**The problem:** Report, word for word, every line of the material that contains "user".

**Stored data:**
[Start]

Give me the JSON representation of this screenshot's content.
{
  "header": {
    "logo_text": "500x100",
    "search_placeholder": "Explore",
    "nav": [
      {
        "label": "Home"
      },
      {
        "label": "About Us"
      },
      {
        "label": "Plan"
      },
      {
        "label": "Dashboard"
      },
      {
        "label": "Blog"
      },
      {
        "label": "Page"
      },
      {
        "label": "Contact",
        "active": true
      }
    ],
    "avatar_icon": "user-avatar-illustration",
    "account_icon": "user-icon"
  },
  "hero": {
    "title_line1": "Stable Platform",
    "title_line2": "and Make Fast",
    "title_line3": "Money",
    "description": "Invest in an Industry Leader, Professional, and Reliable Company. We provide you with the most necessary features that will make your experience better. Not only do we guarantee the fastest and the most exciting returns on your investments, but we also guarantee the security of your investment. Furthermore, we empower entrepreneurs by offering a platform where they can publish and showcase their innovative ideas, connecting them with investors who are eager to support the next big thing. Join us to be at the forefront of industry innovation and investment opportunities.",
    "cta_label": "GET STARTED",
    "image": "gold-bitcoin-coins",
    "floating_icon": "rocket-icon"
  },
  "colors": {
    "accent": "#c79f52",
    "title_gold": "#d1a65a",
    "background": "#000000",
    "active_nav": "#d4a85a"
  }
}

[End]

**Task solution:**
    "avatar_icon": "user-avatar-illustration",
    "account_icon": "user-icon"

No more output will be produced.